** START **

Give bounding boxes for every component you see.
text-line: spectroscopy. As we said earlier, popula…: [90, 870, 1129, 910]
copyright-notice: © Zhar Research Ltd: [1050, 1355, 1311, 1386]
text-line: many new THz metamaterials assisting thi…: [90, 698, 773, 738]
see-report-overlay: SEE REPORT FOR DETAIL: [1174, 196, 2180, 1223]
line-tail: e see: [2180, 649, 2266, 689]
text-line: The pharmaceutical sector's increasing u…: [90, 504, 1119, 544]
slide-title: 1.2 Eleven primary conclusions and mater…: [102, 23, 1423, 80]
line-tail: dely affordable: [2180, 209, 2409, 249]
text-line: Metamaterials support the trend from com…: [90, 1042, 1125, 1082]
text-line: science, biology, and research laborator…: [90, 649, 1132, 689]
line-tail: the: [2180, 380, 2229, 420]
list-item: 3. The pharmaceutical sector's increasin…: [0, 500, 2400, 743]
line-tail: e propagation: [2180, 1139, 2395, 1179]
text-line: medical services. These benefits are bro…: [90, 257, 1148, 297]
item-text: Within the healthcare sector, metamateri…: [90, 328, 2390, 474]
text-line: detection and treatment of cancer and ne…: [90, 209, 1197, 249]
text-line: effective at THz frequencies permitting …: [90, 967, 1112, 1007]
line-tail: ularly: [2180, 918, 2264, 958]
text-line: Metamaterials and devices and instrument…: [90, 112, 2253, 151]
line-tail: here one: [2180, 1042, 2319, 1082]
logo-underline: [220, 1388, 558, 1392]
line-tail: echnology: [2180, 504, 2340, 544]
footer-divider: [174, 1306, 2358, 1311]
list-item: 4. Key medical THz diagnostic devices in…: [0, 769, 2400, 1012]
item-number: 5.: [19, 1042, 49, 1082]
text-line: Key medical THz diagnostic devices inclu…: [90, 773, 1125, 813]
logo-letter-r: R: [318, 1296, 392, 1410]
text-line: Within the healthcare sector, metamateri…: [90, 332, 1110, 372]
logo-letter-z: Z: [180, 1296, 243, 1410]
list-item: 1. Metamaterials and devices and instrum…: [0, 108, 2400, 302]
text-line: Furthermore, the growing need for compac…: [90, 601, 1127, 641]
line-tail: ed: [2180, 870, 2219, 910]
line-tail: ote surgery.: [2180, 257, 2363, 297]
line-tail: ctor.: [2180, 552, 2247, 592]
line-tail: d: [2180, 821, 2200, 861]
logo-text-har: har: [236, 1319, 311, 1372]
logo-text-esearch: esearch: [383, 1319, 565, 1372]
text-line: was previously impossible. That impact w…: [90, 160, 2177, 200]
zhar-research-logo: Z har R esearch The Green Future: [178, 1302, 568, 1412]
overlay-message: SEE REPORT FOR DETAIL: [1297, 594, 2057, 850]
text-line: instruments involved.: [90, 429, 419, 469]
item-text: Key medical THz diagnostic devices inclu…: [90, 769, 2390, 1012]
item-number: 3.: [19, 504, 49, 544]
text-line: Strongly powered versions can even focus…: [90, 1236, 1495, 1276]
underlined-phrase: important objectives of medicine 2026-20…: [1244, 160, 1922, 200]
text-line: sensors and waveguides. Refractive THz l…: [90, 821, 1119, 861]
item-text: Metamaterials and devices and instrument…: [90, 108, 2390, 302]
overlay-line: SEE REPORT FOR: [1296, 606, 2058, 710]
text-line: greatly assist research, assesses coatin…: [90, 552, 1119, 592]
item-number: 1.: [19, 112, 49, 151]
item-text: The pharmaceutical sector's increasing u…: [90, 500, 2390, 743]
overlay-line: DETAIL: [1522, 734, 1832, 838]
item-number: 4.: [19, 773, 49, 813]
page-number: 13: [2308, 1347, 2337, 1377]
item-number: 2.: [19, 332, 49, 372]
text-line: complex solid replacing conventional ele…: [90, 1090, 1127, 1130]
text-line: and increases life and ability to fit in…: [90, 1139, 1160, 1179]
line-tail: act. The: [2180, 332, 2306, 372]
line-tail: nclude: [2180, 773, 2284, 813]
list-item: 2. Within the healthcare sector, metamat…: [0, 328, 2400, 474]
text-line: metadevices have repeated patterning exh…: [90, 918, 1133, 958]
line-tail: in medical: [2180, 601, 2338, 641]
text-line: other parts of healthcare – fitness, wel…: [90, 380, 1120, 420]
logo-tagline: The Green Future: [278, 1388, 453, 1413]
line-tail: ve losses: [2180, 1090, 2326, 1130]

** END **

Render every line of the records above as a numbered list, leaving out any blank lines.

1. Give bounding boxes for every component you see.
2. text-line: spectroscopy. As we said earlier, popula…: [90, 870, 1129, 910]
3. copyright-notice: © Zhar Research Ltd: [1050, 1355, 1311, 1386]
4. text-line: many new THz metamaterials assisting thi…: [90, 698, 773, 738]
5. see-report-overlay: SEE REPORT FOR DETAIL: [1174, 196, 2180, 1223]
6. line-tail: e see: [2180, 649, 2266, 689]
7. text-line: The pharmaceutical sector's increasing u…: [90, 504, 1119, 544]
8. slide-title: 1.2 Eleven primary conclusions and mater…: [102, 23, 1423, 80]
9. line-tail: dely affordable: [2180, 209, 2409, 249]
10. text-line: Metamaterials support the trend from com…: [90, 1042, 1125, 1082]
11. text-line: science, biology, and research laborator…: [90, 649, 1132, 689]
12. line-tail: the: [2180, 380, 2229, 420]
13. list-item: 3. The pharmaceutical sector's increasin…: [0, 500, 2400, 743]
14. line-tail: e propagation: [2180, 1139, 2395, 1179]
15. text-line: medical services. These benefits are bro…: [90, 257, 1148, 297]
16. item-text: Within the healthcare sector, metamateri…: [90, 328, 2390, 474]
17. text-line: detection and treatment of cancer and ne…: [90, 209, 1197, 249]
18. text-line: effective at THz frequencies permitting …: [90, 967, 1112, 1007]
19. line-tail: ularly: [2180, 918, 2264, 958]
20. text-line: Metamaterials and devices and instrument…: [90, 112, 2253, 151]
21. line-tail: here one: [2180, 1042, 2319, 1082]
22. logo-underline: [220, 1388, 558, 1392]
23. line-tail: echnology: [2180, 504, 2340, 544]
24. footer-divider: [174, 1306, 2358, 1311]
25. list-item: 4. Key medical THz diagnostic devices in…: [0, 769, 2400, 1012]
26. item-number: 5.: [19, 1042, 49, 1082]
27. text-line: Key medical THz diagnostic devices inclu…: [90, 773, 1125, 813]
28. logo-letter-r: R: [318, 1296, 392, 1410]
29. text-line: Within the healthcare sector, metamateri…: [90, 332, 1110, 372]
30. logo-letter-z: Z: [180, 1296, 243, 1410]
31. list-item: 1. Metamaterials and devices and instrum…: [0, 108, 2400, 302]
32. text-line: Furthermore, the growing need for compac…: [90, 601, 1127, 641]
33. line-tail: ed: [2180, 870, 2219, 910]
34. line-tail: ote surgery.: [2180, 257, 2363, 297]
35. line-tail: ctor.: [2180, 552, 2247, 592]
36. line-tail: d: [2180, 821, 2200, 861]
37. logo-text-har: har: [236, 1319, 311, 1372]
38. logo-text-esearch: esearch: [383, 1319, 565, 1372]
39. text-line: was previously impossible. That impact w…: [90, 160, 2177, 200]
40. zhar-research-logo: Z har R esearch The Green Future: [178, 1302, 568, 1412]
41. overlay-message: SEE REPORT FOR DETAIL: [1297, 594, 2057, 850]
42. text-line: instruments involved.: [90, 429, 419, 469]
43. item-text: Key medical THz diagnostic devices inclu…: [90, 769, 2390, 1012]
44. item-number: 3.: [19, 504, 49, 544]
45. text-line: Strongly powered versions can even focus…: [90, 1236, 1495, 1276]
46. underlined-phrase: important objectives of medicine 2026-20…: [1244, 160, 1922, 200]
47. text-line: sensors and waveguides. Refractive THz l…: [90, 821, 1119, 861]
48. item-text: Metamaterials and devices and instrument…: [90, 108, 2390, 302]
49. overlay-line: SEE REPORT FOR: [1296, 606, 2058, 710]
50. text-line: greatly assist research, assesses coatin…: [90, 552, 1119, 592]
51. item-number: 1.: [19, 112, 49, 151]
52. item-text: The pharmaceutical sector's increasing u…: [90, 500, 2390, 743]
53. overlay-line: DETAIL: [1522, 734, 1832, 838]
54. item-number: 4.: [19, 773, 49, 813]
55. page-number: 13: [2308, 1347, 2337, 1377]
56. item-number: 2.: [19, 332, 49, 372]
57. text-line: complex solid replacing conventional ele…: [90, 1090, 1127, 1130]
58. text-line: and increases life and ability to fit in…: [90, 1139, 1160, 1179]
59. line-tail: act. The: [2180, 332, 2306, 372]
60. line-tail: nclude: [2180, 773, 2284, 813]
61. list-item: 2. Within the healthcare sector, metamat…: [0, 328, 2400, 474]
62. text-line: metadevices have repeated patterning exh…: [90, 918, 1133, 958]
63. line-tail: in medical: [2180, 601, 2338, 641]
64. text-line: other parts of healthcare – fitness, wel…: [90, 380, 1120, 420]
65. logo-tagline: The Green Future: [278, 1388, 453, 1413]
66. line-tail: ve losses: [2180, 1090, 2326, 1130]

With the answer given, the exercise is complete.